▶ [SHORT PROBLEM]:
For every line in the data below that contains "must", copy the line.

▶ [GIVEN RECORDS]:
++++++++++++++++++++

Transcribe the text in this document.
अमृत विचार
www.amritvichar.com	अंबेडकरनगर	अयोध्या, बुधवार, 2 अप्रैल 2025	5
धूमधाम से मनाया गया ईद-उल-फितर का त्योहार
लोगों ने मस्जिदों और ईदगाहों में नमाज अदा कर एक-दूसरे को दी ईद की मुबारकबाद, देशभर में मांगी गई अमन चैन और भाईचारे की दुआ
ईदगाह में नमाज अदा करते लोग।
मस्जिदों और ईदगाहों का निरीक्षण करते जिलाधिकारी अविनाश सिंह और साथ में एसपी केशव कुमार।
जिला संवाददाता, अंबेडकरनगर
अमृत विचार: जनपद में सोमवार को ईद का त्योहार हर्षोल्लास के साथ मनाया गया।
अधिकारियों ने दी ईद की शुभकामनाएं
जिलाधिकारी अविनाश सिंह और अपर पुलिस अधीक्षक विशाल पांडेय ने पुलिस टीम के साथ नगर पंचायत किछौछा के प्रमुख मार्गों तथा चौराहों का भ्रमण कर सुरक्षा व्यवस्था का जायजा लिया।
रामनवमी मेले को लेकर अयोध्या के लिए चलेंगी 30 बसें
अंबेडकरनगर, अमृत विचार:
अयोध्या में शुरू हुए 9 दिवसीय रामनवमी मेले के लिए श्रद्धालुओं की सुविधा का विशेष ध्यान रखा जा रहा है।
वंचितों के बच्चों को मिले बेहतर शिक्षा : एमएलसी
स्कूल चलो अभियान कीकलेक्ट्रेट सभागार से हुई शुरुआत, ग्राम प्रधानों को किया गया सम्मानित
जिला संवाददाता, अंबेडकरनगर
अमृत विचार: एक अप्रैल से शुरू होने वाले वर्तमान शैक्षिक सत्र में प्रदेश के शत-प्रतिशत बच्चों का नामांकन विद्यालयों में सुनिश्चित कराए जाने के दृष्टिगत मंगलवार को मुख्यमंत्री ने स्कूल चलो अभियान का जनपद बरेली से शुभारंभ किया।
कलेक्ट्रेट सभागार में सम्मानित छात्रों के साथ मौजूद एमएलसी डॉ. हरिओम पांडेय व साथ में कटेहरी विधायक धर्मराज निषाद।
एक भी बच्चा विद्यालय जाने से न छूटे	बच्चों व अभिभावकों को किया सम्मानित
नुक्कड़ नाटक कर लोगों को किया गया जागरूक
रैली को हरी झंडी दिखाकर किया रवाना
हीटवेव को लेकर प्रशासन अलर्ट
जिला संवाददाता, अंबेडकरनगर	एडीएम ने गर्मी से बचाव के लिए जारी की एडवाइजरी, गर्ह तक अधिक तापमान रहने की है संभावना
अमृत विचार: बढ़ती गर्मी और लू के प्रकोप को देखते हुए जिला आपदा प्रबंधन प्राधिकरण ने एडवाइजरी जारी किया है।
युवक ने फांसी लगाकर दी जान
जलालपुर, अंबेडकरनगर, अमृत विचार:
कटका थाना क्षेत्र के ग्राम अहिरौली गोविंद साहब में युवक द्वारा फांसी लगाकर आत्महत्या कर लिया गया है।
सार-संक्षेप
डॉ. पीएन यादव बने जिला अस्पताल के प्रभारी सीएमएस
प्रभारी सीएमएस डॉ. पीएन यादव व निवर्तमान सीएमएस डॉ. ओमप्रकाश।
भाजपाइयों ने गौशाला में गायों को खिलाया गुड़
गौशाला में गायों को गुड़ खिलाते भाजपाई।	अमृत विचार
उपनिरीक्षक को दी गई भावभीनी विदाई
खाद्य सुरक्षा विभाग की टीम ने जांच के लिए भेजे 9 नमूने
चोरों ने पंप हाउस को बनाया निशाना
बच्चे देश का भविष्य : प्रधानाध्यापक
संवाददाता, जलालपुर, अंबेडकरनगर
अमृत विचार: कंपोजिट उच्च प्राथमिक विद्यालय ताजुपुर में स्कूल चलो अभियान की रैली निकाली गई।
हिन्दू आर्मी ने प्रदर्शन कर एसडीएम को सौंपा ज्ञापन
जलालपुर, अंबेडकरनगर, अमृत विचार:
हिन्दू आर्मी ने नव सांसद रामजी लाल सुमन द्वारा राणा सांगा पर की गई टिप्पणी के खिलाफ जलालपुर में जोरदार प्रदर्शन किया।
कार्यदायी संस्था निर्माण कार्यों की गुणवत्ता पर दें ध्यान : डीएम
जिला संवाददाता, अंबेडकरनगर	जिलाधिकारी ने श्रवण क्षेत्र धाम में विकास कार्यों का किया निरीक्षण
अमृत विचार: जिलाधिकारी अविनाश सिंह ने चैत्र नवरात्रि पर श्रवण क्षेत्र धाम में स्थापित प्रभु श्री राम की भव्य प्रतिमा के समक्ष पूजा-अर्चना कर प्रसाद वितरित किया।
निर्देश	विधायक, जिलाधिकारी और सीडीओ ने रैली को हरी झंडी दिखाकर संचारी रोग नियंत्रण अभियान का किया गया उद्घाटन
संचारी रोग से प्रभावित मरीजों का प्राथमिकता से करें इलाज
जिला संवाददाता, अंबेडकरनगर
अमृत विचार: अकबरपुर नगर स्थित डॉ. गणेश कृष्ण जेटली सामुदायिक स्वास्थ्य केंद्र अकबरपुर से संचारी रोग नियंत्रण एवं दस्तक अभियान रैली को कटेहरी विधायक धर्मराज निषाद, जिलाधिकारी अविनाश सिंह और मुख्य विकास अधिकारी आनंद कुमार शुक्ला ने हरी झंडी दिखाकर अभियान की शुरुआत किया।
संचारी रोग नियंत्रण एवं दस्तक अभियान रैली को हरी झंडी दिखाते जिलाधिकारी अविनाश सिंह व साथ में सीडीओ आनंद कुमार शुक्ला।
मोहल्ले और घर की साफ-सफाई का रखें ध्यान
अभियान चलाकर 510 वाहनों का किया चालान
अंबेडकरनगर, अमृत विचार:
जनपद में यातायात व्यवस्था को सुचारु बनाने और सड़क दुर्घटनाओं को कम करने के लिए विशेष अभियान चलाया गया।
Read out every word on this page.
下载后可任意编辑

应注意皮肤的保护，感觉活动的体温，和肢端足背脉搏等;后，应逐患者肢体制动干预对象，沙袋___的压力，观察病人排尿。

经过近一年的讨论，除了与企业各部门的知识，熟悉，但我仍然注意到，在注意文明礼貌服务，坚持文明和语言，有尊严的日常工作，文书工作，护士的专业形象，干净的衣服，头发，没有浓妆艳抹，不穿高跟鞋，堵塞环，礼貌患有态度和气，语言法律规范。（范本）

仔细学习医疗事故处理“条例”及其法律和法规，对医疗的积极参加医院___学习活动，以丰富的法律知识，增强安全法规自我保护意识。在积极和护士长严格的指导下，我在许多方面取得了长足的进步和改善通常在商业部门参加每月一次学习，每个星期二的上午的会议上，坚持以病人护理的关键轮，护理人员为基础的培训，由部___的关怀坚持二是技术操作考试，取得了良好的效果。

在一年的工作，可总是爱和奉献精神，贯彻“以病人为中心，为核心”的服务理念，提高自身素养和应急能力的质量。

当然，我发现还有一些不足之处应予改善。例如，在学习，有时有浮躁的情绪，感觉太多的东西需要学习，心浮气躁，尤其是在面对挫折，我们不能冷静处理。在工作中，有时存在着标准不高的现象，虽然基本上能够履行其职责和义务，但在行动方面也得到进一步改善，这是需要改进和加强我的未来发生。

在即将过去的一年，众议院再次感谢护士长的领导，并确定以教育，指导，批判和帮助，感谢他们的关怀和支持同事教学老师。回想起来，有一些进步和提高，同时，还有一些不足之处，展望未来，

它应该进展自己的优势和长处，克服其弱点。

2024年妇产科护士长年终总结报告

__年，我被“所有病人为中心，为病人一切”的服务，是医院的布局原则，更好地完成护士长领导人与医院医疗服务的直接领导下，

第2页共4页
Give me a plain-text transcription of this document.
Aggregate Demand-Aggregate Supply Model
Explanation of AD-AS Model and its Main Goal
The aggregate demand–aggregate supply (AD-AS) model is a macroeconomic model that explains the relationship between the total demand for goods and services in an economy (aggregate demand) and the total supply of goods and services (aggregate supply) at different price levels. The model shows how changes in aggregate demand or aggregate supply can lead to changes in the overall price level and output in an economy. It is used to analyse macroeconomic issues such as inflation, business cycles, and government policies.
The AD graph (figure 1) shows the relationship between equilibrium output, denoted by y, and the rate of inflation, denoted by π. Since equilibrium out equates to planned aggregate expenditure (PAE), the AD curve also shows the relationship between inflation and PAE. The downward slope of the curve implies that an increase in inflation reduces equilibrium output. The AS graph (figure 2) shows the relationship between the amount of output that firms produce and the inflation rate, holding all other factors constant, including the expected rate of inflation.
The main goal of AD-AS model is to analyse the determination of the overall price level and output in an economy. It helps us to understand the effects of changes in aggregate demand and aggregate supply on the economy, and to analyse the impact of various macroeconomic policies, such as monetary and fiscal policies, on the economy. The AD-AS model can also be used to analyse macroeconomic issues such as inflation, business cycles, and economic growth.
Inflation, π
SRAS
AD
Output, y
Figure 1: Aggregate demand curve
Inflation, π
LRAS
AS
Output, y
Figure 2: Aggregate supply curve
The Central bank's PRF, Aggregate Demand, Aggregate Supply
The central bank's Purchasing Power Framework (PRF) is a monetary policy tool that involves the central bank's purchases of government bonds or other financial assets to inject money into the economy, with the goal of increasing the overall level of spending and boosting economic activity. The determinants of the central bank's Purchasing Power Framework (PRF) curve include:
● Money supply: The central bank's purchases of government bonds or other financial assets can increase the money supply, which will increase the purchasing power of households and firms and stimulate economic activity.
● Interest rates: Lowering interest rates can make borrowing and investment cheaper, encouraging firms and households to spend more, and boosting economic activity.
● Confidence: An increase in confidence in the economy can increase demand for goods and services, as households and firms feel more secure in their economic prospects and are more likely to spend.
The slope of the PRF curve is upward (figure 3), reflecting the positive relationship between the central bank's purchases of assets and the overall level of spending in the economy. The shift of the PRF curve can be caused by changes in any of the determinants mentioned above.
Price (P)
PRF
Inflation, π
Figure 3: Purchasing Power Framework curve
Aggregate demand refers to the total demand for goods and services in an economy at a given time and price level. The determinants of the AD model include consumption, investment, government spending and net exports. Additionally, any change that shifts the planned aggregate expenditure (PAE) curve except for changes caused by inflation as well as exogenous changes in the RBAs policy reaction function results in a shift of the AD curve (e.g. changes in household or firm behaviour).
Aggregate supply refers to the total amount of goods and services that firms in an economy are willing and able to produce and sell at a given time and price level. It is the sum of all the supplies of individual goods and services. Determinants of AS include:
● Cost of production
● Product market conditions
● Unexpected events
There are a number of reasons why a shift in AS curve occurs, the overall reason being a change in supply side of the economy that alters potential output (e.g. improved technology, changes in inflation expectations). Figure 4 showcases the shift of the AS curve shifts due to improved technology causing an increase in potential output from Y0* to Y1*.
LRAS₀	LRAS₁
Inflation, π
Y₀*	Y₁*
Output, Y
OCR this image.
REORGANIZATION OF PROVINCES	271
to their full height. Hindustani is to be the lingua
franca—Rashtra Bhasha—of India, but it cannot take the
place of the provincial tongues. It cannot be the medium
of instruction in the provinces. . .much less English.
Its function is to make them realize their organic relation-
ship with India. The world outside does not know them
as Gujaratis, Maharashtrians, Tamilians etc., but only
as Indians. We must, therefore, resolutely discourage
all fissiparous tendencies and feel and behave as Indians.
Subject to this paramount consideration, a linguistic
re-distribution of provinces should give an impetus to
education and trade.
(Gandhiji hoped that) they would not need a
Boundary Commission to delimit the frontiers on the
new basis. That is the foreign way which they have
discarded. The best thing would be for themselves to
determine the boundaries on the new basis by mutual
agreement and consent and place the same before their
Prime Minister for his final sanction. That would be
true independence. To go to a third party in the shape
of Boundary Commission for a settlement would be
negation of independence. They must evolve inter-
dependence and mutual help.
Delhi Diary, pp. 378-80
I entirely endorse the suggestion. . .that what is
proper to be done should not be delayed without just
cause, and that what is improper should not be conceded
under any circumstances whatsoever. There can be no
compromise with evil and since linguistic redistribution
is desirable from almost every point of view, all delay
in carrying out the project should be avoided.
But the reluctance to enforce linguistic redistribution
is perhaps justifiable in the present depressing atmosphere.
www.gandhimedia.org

++++++++++++++++++++

▶ [SOLUTION FOR THIS EXERCISE]:
as Indians. We must, therefore, resolutely discourage
negation of independence. They must evolve inter-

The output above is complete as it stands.